Please format each line of the material below as a string in a JSON list, one string per line, leaving out blank lines.

Stored rows:
· · · · · · ·
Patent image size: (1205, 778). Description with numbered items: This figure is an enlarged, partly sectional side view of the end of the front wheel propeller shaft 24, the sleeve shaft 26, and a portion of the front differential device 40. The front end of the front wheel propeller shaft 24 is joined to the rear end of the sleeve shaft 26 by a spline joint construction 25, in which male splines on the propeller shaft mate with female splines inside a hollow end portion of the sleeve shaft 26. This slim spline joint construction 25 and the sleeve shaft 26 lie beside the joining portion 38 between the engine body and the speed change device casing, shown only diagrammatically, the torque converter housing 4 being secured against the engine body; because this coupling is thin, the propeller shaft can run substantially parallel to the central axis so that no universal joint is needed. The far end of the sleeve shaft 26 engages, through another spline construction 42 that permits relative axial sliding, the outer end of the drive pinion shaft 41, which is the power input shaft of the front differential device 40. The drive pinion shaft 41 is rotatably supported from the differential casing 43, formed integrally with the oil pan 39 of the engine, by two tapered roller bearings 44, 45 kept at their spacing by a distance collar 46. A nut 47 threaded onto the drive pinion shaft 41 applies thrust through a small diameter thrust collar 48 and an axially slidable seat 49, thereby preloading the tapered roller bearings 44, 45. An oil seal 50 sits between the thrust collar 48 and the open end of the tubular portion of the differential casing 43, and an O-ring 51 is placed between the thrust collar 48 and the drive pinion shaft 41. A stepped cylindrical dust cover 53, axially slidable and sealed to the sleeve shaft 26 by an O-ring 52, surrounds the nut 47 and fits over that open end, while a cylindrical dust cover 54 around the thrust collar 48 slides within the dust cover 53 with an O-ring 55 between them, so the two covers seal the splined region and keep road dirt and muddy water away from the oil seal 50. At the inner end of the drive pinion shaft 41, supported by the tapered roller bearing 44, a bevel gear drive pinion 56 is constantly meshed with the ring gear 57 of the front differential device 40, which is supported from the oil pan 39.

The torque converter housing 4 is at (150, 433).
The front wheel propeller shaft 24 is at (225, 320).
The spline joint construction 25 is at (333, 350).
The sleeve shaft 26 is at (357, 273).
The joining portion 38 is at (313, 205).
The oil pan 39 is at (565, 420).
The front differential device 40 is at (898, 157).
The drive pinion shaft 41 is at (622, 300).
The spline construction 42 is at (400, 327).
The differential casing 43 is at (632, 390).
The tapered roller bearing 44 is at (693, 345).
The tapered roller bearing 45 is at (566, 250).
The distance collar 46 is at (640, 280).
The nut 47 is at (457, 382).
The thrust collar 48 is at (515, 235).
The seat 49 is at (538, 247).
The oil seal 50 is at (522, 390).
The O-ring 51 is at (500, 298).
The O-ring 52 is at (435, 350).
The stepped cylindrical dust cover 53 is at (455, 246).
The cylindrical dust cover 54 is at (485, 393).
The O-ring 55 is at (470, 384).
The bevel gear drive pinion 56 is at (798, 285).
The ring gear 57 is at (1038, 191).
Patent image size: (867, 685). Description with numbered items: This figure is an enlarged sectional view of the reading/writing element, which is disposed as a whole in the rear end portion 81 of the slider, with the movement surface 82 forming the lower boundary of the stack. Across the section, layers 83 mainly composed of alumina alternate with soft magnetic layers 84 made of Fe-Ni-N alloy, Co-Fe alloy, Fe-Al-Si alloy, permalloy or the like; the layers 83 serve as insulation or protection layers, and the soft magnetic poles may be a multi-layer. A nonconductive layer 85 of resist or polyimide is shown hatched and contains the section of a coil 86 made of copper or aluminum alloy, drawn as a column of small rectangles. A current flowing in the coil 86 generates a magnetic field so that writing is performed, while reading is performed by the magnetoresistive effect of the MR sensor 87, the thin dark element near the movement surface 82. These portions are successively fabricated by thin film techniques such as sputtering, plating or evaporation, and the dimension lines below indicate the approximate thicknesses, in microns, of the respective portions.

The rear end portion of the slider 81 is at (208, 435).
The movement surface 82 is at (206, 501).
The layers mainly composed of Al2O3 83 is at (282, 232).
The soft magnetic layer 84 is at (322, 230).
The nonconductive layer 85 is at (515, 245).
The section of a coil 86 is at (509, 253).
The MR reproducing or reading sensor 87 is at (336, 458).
· · · · · · ·
Response below:
[
  "Patent image size: (1205, 778). Description with numbered items: This figure is an enlarged, partly sectional side view of the end of the front wheel propeller shaft 24, the sleeve shaft 26, and a portion of the front differential device 40. The front end of the front wheel propeller shaft 24 is joined to the rear end of the sleeve shaft 26 by a spline joint construction 25, in which male splines on the propeller shaft mate with female splines inside a hollow end portion of the sleeve shaft 26. This slim spline joint construction 25 and the sleeve shaft 26 lie beside the joining portion 38 between the engine body and the speed change device casing, shown only diagrammatically, the torque converter housing 4 being secured against the engine body; because this coupling is thin, the propeller shaft can run substantially parallel to the central axis so that no universal joint is needed. The far end of the sleeve shaft 26 engages, through another spline construction 42 that permits relative axial sliding, the outer end of the drive pinion shaft 41, which is the power input shaft of the front differential device 40. The drive pinion shaft 41 is rotatably supported from the differential casing 43, formed integrally with the oil pan 39 of the engine, by two tapered roller bearings 44, 45 kept at their spacing by a distance collar 46. A nut 47 threaded onto the drive pinion shaft 41 applies thrust through a small diameter thrust collar 48 and an axially slidable seat 49, thereby preloading the tapered roller bearings 44, 45. An oil seal 50 sits between the thrust collar 48 and the open end of the tubular portion of the differential casing 43, and an O-ring 51 is placed between the thrust collar 48 and the drive pinion shaft 41. A stepped cylindrical dust cover 53, axially slidable and sealed to the sleeve shaft 26 by an O-ring 52, surrounds the nut 47 and fits over that open end, while a cylindrical dust cover 54 around the thrust collar 48 slides within the dust cover 53 with an O-ring 55 between them, so the two covers seal the splined region and keep road dirt and muddy water away from the oil seal 50. At the inner end of the drive pinion shaft 41, supported by the tapered roller bearing 44, a bevel gear drive pinion 56 is constantly meshed with the ring gear 57 of the front differential device 40, which is supported from the oil pan 39.",
  "The torque converter housing 4 is at (150, 433).",
  "The front wheel propeller shaft 24 is at (225, 320).",
  "The spline joint construction 25 is at (333, 350).",
  "The sleeve shaft 26 is at (357, 273).",
  "The joining portion 38 is at (313, 205).",
  "The oil pan 39 is at (565, 420).",
  "The front differential device 40 is at (898, 157).",
  "The drive pinion shaft 41 is at (622, 300).",
  "The spline construction 42 is at (400, 327).",
  "The differential casing 43 is at (632, 390).",
  "The tapered roller bearing 44 is at (693, 345).",
  "The tapered roller bearing 45 is at (566, 250).",
  "The distance collar 46 is at (640, 280).",
  "The nut 47 is at (457, 382).",
  "The thrust collar 48 is at (515, 235).",
  "The seat 49 is at (538, 247).",
  "The oil seal 50 is at (522, 390).",
  "The O-ring 51 is at (500, 298).",
  "The O-ring 52 is at (435, 350).",
  "The stepped cylindrical dust cover 53 is at (455, 246).",
  "The cylindrical dust cover 54 is at (485, 393).",
  "The O-ring 55 is at (470, 384).",
  "The bevel gear drive pinion 56 is at (798, 285).",
  "The ring gear 57 is at (1038, 191).",
  "Patent image size: (867, 685). Description with numbered items: This figure is an enlarged sectional view of the reading/writing element, which is disposed as a whole in the rear end portion 81 of the slider, with the movement surface 82 forming the lower boundary of the stack. Across the section, layers 83 mainly composed of alumina alternate with soft magnetic layers 84 made of Fe-Ni-N alloy, Co-Fe alloy, Fe-Al-Si alloy, permalloy or the like; the layers 83 serve as insulation or protection layers, and the soft magnetic poles may be a multi-layer. A nonconductive layer 85 of resist or polyimide is shown hatched and contains the section of a coil 86 made of copper or aluminum alloy, drawn as a column of small rectangles. A current flowing in the coil 86 generates a magnetic field so that writing is performed, while reading is performed by the magnetoresistive effect of the MR sensor 87, the thin dark element near the movement surface 82. These portions are successively fabricated by thin film techniques such as sputtering, plating or evaporation, and the dimension lines below indicate the approximate thicknesses, in microns, of the respective portions.",
  "The rear end portion of the slider 81 is at (208, 435).",
  "The movement surface 82 is at (206, 501).",
  "The layers mainly composed of Al2O3 83 is at (282, 232).",
  "The soft magnetic layer 84 is at (322, 230).",
  "The nonconductive layer 85 is at (515, 245).",
  "The section of a coil 86 is at (509, 253).",
  "The MR reproducing or reading sensor 87 is at (336, 458)."
]